[START OF EXTRACTED RECORDS]
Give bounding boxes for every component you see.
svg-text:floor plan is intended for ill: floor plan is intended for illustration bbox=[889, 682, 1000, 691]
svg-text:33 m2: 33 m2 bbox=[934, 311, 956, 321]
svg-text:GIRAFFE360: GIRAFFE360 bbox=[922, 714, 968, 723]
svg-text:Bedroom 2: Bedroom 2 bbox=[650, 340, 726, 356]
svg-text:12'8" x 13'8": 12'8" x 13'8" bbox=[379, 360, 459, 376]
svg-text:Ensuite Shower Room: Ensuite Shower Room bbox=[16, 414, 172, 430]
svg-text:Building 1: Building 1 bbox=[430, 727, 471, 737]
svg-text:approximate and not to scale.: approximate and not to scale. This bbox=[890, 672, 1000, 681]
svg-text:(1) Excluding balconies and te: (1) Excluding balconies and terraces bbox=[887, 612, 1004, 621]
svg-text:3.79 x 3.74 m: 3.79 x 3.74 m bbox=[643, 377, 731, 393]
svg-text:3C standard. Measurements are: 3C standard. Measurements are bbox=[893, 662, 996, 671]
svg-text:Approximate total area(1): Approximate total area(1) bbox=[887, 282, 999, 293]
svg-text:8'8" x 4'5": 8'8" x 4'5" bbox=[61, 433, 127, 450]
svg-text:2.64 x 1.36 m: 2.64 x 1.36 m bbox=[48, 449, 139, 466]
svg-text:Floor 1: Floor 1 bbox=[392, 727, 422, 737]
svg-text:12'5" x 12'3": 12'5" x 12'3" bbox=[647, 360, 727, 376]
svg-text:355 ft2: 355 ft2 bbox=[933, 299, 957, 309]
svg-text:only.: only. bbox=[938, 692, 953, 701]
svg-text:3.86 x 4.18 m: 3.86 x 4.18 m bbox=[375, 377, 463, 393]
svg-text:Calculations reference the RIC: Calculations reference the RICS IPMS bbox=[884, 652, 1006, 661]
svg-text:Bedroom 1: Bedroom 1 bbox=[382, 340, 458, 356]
[END OF EXTRACTED RECORDS]
• [WHAT THE TASK ASKS]
Reproduce the items word for word, starting with the first line of the items and going on through the line that contains "svg-text:Approximate total area(1): Approximate", both ends included.

• [THE RESULT]
Give bounding boxes for every component you see.
svg-text:floor plan is intended for ill: floor plan is intended for illustration bbox=[889, 682, 1000, 691]
svg-text:33 m2: 33 m2 bbox=[934, 311, 956, 321]
svg-text:GIRAFFE360: GIRAFFE360 bbox=[922, 714, 968, 723]
svg-text:Bedroom 2: Bedroom 2 bbox=[650, 340, 726, 356]
svg-text:12'8" x 13'8": 12'8" x 13'8" bbox=[379, 360, 459, 376]
svg-text:Ensuite Shower Room: Ensuite Shower Room bbox=[16, 414, 172, 430]
svg-text:Building 1: Building 1 bbox=[430, 727, 471, 737]
svg-text:approximate and not to scale.: approximate and not to scale. This bbox=[890, 672, 1000, 681]
svg-text:(1) Excluding balconies and te: (1) Excluding balconies and terraces bbox=[887, 612, 1004, 621]
svg-text:3.79 x 3.74 m: 3.79 x 3.74 m bbox=[643, 377, 731, 393]
svg-text:3C standard. Measurements are: 3C standard. Measurements are bbox=[893, 662, 996, 671]
svg-text:Approximate total area(1): Approximate total area(1) bbox=[887, 282, 999, 293]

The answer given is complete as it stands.